■ WHAT THIS TASK INVOLVES ■
In the material below, identify each line bearing the word "Test". Reproduce those lines.
--- RECORD EXTRACTS ---
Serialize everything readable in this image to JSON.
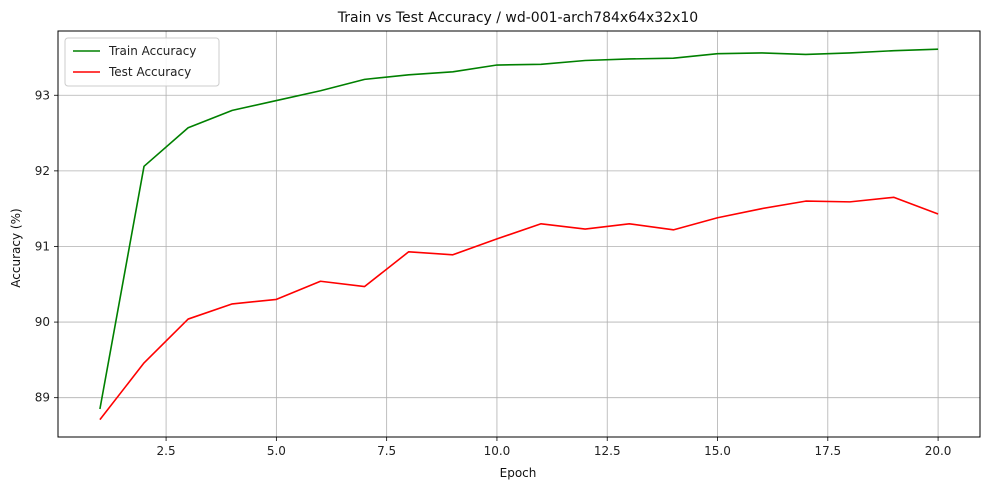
{
  "chart_data": {
    "type": "line",
    "title": "Train vs Test Accuracy / wd-001-arch784x64x32x10",
    "xlabel": "Epoch",
    "ylabel": "Accuracy (%)",
    "xlim": [
      0.05,
      20.95
    ],
    "ylim": [
      88.48,
      93.85
    ],
    "xticks": [
      2.5,
      5.0,
      7.5,
      10.0,
      12.5,
      15.0,
      17.5,
      20.0
    ],
    "xtick_labels": [
      "2.5",
      "5.0",
      "7.5",
      "10.0",
      "12.5",
      "15.0",
      "17.5",
      "20.0"
    ],
    "yticks": [
      89,
      90,
      91,
      92,
      93
    ],
    "ytick_labels": [
      "89",
      "90",
      "91",
      "92",
      "93"
    ],
    "grid": true,
    "legend_position": "top-left",
    "x": [
      1,
      2,
      3,
      4,
      5,
      6,
      7,
      8,
      9,
      10,
      11,
      12,
      13,
      14,
      15,
      16,
      17,
      18,
      19,
      20
    ],
    "series": [
      {
        "name": "Train Accuracy",
        "color": "#008000",
        "values": [
          88.85,
          92.06,
          92.57,
          92.8,
          92.93,
          93.06,
          93.21,
          93.27,
          93.31,
          93.4,
          93.41,
          93.46,
          93.48,
          93.49,
          93.55,
          93.56,
          93.54,
          93.56,
          93.59,
          93.61
        ]
      },
      {
        "name": "Test Accuracy",
        "color": "#ff0000",
        "values": [
          88.71,
          89.46,
          90.04,
          90.24,
          90.3,
          90.54,
          90.47,
          90.93,
          90.89,
          91.1,
          91.3,
          91.23,
          91.3,
          91.22,
          91.38,
          91.5,
          91.6,
          91.59,
          91.65,
          91.43
        ]
      }
    ]
  }
}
---
■ REPLY TO THE TASK ■
    "title": "Train vs Test Accuracy / wd-001-arch784x64x32x10",
        "name": "Test Accuracy",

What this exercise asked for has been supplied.